What you have to do:
From the entries below, gather every line containing the string "Elevation".
━━━━━ Provided records ━━━━━
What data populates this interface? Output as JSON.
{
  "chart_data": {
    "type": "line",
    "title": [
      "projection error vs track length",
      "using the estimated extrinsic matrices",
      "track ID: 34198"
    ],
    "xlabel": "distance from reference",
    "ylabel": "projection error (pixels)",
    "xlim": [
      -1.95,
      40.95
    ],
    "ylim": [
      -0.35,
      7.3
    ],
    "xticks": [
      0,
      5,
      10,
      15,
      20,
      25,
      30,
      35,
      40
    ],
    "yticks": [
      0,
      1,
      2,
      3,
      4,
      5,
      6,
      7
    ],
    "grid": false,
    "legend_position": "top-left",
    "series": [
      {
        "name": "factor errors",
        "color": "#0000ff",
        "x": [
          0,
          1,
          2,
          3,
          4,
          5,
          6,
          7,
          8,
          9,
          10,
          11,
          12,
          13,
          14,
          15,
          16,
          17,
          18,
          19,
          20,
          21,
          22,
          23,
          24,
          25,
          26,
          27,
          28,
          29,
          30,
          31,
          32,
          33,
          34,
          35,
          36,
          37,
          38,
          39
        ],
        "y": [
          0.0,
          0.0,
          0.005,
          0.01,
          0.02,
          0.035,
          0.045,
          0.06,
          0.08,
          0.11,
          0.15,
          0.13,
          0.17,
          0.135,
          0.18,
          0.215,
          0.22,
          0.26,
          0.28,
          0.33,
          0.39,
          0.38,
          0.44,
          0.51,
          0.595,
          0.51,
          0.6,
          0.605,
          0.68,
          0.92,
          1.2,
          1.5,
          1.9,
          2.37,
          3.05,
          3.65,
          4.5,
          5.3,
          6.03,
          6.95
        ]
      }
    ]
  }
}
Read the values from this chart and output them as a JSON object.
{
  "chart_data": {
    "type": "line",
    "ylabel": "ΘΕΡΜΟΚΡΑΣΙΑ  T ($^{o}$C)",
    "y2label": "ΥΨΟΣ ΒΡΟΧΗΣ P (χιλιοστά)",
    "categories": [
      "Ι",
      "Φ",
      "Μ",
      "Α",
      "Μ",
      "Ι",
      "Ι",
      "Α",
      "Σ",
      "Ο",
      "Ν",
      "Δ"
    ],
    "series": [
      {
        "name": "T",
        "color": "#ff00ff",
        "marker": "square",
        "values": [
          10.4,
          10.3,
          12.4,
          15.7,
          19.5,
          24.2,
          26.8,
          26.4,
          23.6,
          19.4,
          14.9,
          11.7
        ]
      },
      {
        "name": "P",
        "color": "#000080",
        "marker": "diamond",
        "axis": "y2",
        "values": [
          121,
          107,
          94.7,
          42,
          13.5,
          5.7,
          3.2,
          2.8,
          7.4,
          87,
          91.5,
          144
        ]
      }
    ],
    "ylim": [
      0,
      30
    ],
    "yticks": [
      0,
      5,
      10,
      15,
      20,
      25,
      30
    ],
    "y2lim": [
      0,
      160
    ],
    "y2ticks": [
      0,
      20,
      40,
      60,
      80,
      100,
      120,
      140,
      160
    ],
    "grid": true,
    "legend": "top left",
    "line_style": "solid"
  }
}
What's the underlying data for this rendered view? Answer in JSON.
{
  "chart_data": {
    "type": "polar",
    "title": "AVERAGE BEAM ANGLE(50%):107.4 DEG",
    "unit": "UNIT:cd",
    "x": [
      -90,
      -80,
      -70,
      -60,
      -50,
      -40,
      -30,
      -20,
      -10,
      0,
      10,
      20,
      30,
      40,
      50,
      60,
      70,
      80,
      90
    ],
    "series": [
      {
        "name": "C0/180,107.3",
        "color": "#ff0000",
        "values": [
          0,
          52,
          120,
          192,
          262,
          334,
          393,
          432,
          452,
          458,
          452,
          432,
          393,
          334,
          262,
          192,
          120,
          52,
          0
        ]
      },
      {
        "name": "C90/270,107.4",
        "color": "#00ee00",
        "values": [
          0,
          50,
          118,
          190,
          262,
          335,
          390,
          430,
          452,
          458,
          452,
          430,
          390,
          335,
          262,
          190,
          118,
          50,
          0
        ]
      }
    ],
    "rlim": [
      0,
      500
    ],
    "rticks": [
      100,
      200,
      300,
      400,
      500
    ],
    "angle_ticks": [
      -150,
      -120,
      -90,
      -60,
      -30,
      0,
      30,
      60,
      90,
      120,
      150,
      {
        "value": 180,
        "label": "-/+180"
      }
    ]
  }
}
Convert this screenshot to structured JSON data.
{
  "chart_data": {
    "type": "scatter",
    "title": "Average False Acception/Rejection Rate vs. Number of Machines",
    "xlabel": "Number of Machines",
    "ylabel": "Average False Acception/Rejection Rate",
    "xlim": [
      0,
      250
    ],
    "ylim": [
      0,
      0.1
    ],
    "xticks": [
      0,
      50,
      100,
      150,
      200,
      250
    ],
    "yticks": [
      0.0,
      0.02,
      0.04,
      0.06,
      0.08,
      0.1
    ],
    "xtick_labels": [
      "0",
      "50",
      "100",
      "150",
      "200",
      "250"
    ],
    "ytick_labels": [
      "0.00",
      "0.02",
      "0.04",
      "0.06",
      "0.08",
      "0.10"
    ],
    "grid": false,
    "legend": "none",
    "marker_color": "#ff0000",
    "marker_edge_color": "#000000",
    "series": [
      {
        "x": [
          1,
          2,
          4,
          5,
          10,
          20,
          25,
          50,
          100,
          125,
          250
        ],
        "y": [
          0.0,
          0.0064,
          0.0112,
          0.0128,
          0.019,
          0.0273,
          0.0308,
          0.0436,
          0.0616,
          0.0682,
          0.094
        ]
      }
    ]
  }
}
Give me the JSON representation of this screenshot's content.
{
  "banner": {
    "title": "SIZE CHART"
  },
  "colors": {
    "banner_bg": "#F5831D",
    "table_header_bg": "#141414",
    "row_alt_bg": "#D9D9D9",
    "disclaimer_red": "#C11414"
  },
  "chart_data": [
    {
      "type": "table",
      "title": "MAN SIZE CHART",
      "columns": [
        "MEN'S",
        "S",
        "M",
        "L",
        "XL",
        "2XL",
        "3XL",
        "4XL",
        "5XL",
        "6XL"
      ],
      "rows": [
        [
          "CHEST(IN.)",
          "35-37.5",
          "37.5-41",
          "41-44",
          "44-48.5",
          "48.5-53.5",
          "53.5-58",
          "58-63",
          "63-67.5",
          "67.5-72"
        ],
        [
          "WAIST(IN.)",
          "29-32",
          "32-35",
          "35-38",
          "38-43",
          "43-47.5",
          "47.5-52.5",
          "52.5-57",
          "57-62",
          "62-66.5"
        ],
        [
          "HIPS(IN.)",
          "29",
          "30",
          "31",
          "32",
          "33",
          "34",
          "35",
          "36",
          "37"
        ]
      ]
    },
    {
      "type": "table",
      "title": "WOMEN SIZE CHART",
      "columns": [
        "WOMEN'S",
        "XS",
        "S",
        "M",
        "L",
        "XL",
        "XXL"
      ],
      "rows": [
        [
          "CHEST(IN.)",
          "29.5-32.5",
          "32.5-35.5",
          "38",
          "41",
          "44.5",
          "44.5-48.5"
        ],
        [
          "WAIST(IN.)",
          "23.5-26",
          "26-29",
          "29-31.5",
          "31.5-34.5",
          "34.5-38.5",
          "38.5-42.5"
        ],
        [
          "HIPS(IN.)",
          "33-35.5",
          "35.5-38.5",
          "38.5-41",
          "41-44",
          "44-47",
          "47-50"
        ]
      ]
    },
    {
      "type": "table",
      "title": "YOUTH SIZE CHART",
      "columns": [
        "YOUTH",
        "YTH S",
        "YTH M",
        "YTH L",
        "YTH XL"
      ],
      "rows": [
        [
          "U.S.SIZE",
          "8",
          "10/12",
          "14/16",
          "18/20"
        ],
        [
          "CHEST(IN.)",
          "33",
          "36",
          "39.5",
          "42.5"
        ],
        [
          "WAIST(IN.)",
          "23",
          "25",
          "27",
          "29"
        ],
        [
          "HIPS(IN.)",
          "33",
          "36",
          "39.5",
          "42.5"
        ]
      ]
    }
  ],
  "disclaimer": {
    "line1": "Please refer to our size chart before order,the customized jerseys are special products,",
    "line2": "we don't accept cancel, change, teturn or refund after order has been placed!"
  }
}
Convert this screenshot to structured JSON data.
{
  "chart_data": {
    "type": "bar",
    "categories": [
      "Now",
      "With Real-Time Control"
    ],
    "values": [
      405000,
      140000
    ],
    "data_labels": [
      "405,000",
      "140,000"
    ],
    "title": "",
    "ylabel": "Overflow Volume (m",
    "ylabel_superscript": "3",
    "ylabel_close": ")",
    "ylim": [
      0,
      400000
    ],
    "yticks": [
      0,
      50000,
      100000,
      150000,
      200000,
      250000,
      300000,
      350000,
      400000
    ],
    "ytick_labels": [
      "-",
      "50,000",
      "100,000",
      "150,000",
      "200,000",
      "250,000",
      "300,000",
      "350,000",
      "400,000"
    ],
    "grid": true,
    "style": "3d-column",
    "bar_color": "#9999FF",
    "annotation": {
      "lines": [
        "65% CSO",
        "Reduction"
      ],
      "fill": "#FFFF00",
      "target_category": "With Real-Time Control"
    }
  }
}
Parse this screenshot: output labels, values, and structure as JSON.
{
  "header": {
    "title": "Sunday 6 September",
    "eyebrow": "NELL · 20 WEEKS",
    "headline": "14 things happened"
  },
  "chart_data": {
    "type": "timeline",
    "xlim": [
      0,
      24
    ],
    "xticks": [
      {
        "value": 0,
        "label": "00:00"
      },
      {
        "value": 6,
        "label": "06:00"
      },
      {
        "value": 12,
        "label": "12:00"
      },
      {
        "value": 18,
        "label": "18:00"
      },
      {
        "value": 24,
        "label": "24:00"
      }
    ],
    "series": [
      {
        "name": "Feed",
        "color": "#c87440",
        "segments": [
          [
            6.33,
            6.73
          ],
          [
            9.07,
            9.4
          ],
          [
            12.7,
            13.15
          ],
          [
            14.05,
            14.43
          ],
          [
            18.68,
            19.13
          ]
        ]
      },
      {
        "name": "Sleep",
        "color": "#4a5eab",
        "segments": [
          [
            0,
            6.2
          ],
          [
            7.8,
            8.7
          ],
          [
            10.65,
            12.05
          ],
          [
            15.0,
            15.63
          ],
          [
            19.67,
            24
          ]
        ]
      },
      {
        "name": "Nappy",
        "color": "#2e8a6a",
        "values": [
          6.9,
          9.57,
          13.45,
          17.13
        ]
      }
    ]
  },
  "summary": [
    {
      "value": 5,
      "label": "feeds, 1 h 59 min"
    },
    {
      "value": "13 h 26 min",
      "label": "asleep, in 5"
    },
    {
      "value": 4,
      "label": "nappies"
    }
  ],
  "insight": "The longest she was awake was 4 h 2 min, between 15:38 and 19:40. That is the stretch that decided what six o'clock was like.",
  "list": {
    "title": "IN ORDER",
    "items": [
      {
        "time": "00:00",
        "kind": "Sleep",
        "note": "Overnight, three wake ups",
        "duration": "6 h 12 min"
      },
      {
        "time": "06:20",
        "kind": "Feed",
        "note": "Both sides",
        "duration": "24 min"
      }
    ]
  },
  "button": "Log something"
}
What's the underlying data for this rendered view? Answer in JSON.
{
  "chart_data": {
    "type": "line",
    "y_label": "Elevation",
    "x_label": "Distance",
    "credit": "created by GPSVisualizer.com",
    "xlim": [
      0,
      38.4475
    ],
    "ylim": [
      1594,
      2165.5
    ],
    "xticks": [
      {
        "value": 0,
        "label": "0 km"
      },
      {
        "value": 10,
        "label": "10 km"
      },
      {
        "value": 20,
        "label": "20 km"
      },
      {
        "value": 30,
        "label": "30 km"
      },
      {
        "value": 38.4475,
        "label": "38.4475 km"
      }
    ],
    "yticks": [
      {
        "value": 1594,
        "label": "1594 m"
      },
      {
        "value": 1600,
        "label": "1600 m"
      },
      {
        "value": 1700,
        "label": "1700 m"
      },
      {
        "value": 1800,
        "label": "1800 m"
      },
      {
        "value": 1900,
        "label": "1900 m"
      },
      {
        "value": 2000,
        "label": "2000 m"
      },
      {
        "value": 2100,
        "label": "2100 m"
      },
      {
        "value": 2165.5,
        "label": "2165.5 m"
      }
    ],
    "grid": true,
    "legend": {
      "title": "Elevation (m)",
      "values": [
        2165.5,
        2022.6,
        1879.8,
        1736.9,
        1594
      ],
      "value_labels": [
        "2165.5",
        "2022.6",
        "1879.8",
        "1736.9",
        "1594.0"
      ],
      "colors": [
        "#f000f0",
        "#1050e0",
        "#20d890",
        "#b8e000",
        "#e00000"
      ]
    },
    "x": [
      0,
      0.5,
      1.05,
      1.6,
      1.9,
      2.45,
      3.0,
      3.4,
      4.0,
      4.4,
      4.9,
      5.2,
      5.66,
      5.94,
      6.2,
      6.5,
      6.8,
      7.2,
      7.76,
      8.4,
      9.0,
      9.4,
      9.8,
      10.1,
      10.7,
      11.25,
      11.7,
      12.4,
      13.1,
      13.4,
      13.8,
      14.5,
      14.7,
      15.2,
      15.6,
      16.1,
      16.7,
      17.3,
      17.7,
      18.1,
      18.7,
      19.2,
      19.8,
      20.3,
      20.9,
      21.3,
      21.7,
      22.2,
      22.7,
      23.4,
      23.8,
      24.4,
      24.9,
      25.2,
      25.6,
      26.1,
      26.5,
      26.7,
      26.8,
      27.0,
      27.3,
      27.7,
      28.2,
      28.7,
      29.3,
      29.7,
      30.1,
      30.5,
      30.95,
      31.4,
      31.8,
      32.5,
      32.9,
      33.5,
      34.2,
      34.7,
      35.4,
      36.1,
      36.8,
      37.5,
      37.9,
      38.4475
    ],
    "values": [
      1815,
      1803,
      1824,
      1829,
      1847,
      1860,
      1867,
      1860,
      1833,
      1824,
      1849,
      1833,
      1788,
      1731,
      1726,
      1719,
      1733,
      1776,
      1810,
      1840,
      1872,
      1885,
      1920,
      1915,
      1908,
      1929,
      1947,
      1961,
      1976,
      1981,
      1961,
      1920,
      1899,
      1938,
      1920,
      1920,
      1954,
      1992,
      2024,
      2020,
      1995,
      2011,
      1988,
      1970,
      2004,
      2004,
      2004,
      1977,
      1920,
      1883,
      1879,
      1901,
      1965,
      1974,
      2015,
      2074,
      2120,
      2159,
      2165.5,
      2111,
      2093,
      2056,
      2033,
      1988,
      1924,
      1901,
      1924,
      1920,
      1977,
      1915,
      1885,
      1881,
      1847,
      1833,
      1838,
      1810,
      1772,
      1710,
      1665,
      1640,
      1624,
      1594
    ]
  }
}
━━━━━
Reply:
    "y_label": "Elevation",
      "title": "Elevation (m)",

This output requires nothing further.